• **What this task involves**
Extract every line of the material below and reproduce it faithfully.

____

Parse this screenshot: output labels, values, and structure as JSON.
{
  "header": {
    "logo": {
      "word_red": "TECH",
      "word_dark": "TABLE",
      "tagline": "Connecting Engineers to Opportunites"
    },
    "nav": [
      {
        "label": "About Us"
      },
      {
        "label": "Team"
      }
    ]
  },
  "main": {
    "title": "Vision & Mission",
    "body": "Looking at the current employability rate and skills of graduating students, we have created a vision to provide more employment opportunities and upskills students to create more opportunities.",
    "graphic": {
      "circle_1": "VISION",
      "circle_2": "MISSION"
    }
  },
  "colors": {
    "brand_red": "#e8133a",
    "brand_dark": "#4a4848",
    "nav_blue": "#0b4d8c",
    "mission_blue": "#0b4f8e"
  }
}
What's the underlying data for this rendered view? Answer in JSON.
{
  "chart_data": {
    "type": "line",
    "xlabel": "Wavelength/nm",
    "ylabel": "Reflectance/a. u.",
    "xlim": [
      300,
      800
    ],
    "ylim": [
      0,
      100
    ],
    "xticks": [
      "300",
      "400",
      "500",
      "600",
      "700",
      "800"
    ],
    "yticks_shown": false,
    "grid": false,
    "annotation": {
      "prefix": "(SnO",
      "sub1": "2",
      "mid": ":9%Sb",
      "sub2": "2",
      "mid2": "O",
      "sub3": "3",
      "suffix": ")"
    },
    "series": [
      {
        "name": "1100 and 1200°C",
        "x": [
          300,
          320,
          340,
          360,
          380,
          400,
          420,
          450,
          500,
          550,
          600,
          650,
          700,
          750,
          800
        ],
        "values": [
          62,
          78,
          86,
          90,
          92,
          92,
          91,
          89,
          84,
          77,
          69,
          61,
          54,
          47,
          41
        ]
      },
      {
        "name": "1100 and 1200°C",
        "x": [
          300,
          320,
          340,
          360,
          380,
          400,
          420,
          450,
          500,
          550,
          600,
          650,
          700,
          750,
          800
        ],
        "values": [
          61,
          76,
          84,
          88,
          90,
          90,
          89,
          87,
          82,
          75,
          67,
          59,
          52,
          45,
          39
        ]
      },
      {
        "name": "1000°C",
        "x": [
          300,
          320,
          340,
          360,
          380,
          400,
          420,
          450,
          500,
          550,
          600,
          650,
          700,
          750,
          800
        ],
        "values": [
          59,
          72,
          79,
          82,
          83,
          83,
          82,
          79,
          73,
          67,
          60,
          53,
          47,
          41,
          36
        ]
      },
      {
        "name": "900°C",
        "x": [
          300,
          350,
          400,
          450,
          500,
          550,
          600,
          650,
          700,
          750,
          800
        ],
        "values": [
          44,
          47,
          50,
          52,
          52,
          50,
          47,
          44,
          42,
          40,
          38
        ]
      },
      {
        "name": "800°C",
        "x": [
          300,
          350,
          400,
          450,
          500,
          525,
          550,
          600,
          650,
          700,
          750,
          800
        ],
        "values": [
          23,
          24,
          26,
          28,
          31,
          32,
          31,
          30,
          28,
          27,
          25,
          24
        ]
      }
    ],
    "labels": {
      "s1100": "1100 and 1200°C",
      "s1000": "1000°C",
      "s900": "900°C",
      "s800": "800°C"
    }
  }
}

____

• **Exercise solution**
Parse this screenshot: output labels, values, and structure as JSON.
{
  "header": {
    "logo": {
      "word_red": "TECH",
      "word_dark": "TABLE",
      "tagline": "Connecting Engineers to Opportunites"
    },
    "nav": [
      {
        "label": "About Us"
      },
      {
        "label": "Team"
      }
    ]
  },
  "main": {
    "title": "Vision & Mission",
    "body": "Looking at the current employability rate and skills of graduating students, we have created a vision to provide more employment opportunities and upskills students to create more opportunities.",
    "graphic": {
      "circle_1": "VISION",
      "circle_2": "MISSION"
    }
  },
  "colors": {
    "brand_red": "#e8133a",
    "brand_dark": "#4a4848",
    "nav_blue": "#0b4d8c",
    "mission_blue": "#0b4f8e"
  }
}
What's the underlying data for this rendered view? Answer in JSON.
{
  "chart_data": {
    "type": "line",
    "xlabel": "Wavelength/nm",
    "ylabel": "Reflectance/a. u.",
    "xlim": [
      300,
      800
    ],
    "ylim": [
      0,
      100
    ],
    "xticks": [
      "300",
      "400",
      "500",
      "600",
      "700",
      "800"
    ],
    "yticks_shown": false,
    "grid": false,
    "annotation": {
      "prefix": "(SnO",
      "sub1": "2",
      "mid": ":9%Sb",
      "sub2": "2",
      "mid2": "O",
      "sub3": "3",
      "suffix": ")"
    },
    "series": [
      {
        "name": "1100 and 1200°C",
        "x": [
          300,
          320,
          340,
          360,
          380,
          400,
          420,
          450,
          500,
          550,
          600,
          650,
          700,
          750,
          800
        ],
        "values": [
          62,
          78,
          86,
          90,
          92,
          92,
          91,
          89,
          84,
          77,
          69,
          61,
          54,
          47,
          41
        ]
      },
      {
        "name": "1100 and 1200°C",
        "x": [
          300,
          320,
          340,
          360,
          380,
          400,
          420,
          450,
          500,
          550,
          600,
          650,
          700,
          750,
          800
        ],
        "values": [
          61,
          76,
          84,
          88,
          90,
          90,
          89,
          87,
          82,
          75,
          67,
          59,
          52,
          45,
          39
        ]
      },
      {
        "name": "1000°C",
        "x": [
          300,
          320,
          340,
          360,
          380,
          400,
          420,
          450,
          500,
          550,
          600,
          650,
          700,
          750,
          800
        ],
        "values": [
          59,
          72,
          79,
          82,
          83,
          83,
          82,
          79,
          73,
          67,
          60,
          53,
          47,
          41,
          36
        ]
      },
      {
        "name": "900°C",
        "x": [
          300,
          350,
          400,
          450,
          500,
          550,
          600,
          650,
          700,
          750,
          800
        ],
        "values": [
          44,
          47,
          50,
          52,
          52,
          50,
          47,
          44,
          42,
          40,
          38
        ]
      },
      {
        "name": "800°C",
        "x": [
          300,
          350,
          400,
          450,
          500,
          525,
          550,
          600,
          650,
          700,
          750,
          800
        ],
        "values": [
          23,
          24,
          26,
          28,
          31,
          32,
          31,
          30,
          28,
          27,
          25,
          24
        ]
      }
    ],
    "labels": {
      "s1100": "1100 and 1200°C",
      "s1000": "1000°C",
      "s900": "900°C",
      "s800": "800°C"
    }
  }
}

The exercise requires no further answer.